Start of INPUT MATERIAL

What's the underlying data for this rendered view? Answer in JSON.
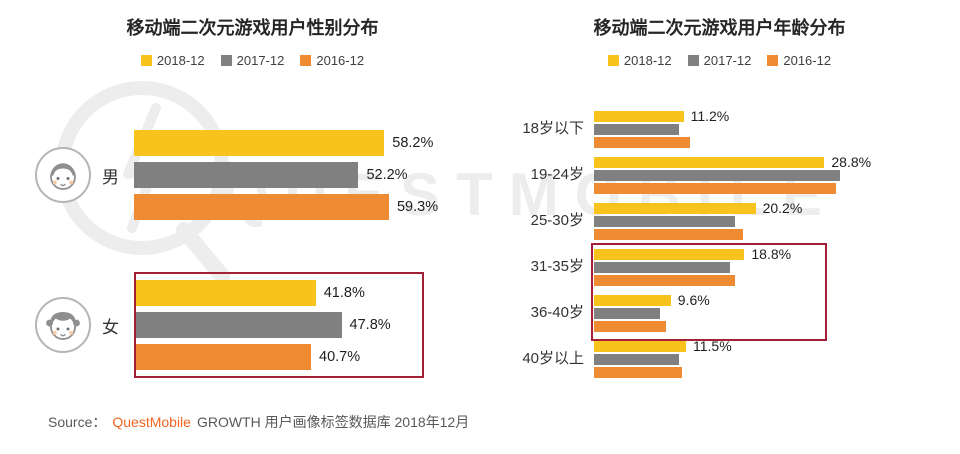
{
  "watermark": {
    "text": "QUESTMOBILE"
  },
  "colors": {
    "series_2018": "#F7C31C",
    "series_2017": "#808080",
    "series_2016": "#EF8B33",
    "highlight_box": "#A32036",
    "brand_orange": "#F26522",
    "watermark_gray": "#EDEDED"
  },
  "icons": {
    "male": "male-avatar-icon",
    "female": "female-avatar-icon"
  },
  "chart_data": [
    {
      "type": "bar",
      "orientation": "horizontal",
      "title": "移动端二次元游戏用户性别分布",
      "legend_position": "top",
      "categories": [
        "男",
        "女"
      ],
      "series": [
        {
          "name": "2018-12",
          "color": "#F7C31C",
          "values": [
            58.2,
            41.8
          ],
          "labels_shown": true
        },
        {
          "name": "2017-12",
          "color": "#808080",
          "values": [
            52.2,
            47.8
          ],
          "labels_shown": true
        },
        {
          "name": "2016-12",
          "color": "#EF8B33",
          "values": [
            59.3,
            40.7
          ],
          "labels_shown": true
        }
      ],
      "value_suffix": "%",
      "data_labels": "all_bars",
      "highlight_box_categories": [
        "女"
      ],
      "xlim": [
        0,
        65
      ]
    },
    {
      "type": "bar",
      "orientation": "horizontal",
      "title": "移动端二次元游戏用户年龄分布",
      "legend_position": "top",
      "categories": [
        "18岁以下",
        "19-24岁",
        "25-30岁",
        "31-35岁",
        "36-40岁",
        "40岁以上"
      ],
      "series": [
        {
          "name": "2018-12",
          "color": "#F7C31C",
          "values": [
            11.2,
            28.8,
            20.2,
            18.8,
            9.6,
            11.5
          ],
          "labels_shown": true
        },
        {
          "name": "2017-12",
          "color": "#808080",
          "values": [
            10.6,
            30.8,
            17.6,
            17.0,
            8.2,
            10.6
          ],
          "labels_shown": false
        },
        {
          "name": "2016-12",
          "color": "#EF8B33",
          "values": [
            12.0,
            30.2,
            18.6,
            17.6,
            9.0,
            11.0
          ],
          "labels_shown": false
        }
      ],
      "value_suffix": "%",
      "data_labels": "first_series_only",
      "highlight_box_categories": [
        "31-35岁",
        "36-40岁"
      ],
      "xlim": [
        0,
        35
      ]
    }
  ],
  "footer": {
    "source_label": "Source：",
    "brand": "QuestMobile",
    "text": "GROWTH 用户画像标签数据库 2018年12月"
  }
}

End of INPUT MATERIAL

- _STATED EXERCISE_: Your task is to retype all the entries exactly and leave out any pictures.

- _RESPONSE FOR THIS EXERCISE_:
What's the underlying data for this rendered view? Answer in JSON.
{
  "watermark": {
    "text": "QUESTMOBILE"
  },
  "colors": {
    "series_2018": "#F7C31C",
    "series_2017": "#808080",
    "series_2016": "#EF8B33",
    "highlight_box": "#A32036",
    "brand_orange": "#F26522",
    "watermark_gray": "#EDEDED"
  },
  "icons": {
    "male": "male-avatar-icon",
    "female": "female-avatar-icon"
  },
  "chart_data": [
    {
      "type": "bar",
      "orientation": "horizontal",
      "title": "移动端二次元游戏用户性别分布",
      "legend_position": "top",
      "categories": [
        "男",
        "女"
      ],
      "series": [
        {
          "name": "2018-12",
          "color": "#F7C31C",
          "values": [
            58.2,
            41.8
          ],
          "labels_shown": true
        },
        {
          "name": "2017-12",
          "color": "#808080",
          "values": [
            52.2,
            47.8
          ],
          "labels_shown": true
        },
        {
          "name": "2016-12",
          "color": "#EF8B33",
          "values": [
            59.3,
            40.7
          ],
          "labels_shown": true
        }
      ],
      "value_suffix": "%",
      "data_labels": "all_bars",
      "highlight_box_categories": [
        "女"
      ],
      "xlim": [
        0,
        65
      ]
    },
    {
      "type": "bar",
      "orientation": "horizontal",
      "title": "移动端二次元游戏用户年龄分布",
      "legend_position": "top",
      "categories": [
        "18岁以下",
        "19-24岁",
        "25-30岁",
        "31-35岁",
        "36-40岁",
        "40岁以上"
      ],
      "series": [
        {
          "name": "2018-12",
          "color": "#F7C31C",
          "values": [
            11.2,
            28.8,
            20.2,
            18.8,
            9.6,
            11.5
          ],
          "labels_shown": true
        },
        {
          "name": "2017-12",
          "color": "#808080",
          "values": [
            10.6,
            30.8,
            17.6,
            17.0,
            8.2,
            10.6
          ],
          "labels_shown": false
        },
        {
          "name": "2016-12",
          "color": "#EF8B33",
          "values": [
            12.0,
            30.2,
            18.6,
            17.6,
            9.0,
            11.0
          ],
          "labels_shown": false
        }
      ],
      "value_suffix": "%",
      "data_labels": "first_series_only",
      "highlight_box_categories": [
        "31-35岁",
        "36-40岁"
      ],
      "xlim": [
        0,
        35
      ]
    }
  ],
  "footer": {
    "source_label": "Source：",
    "brand": "QuestMobile",
    "text": "GROWTH 用户画像标签数据库 2018年12月"
  }
}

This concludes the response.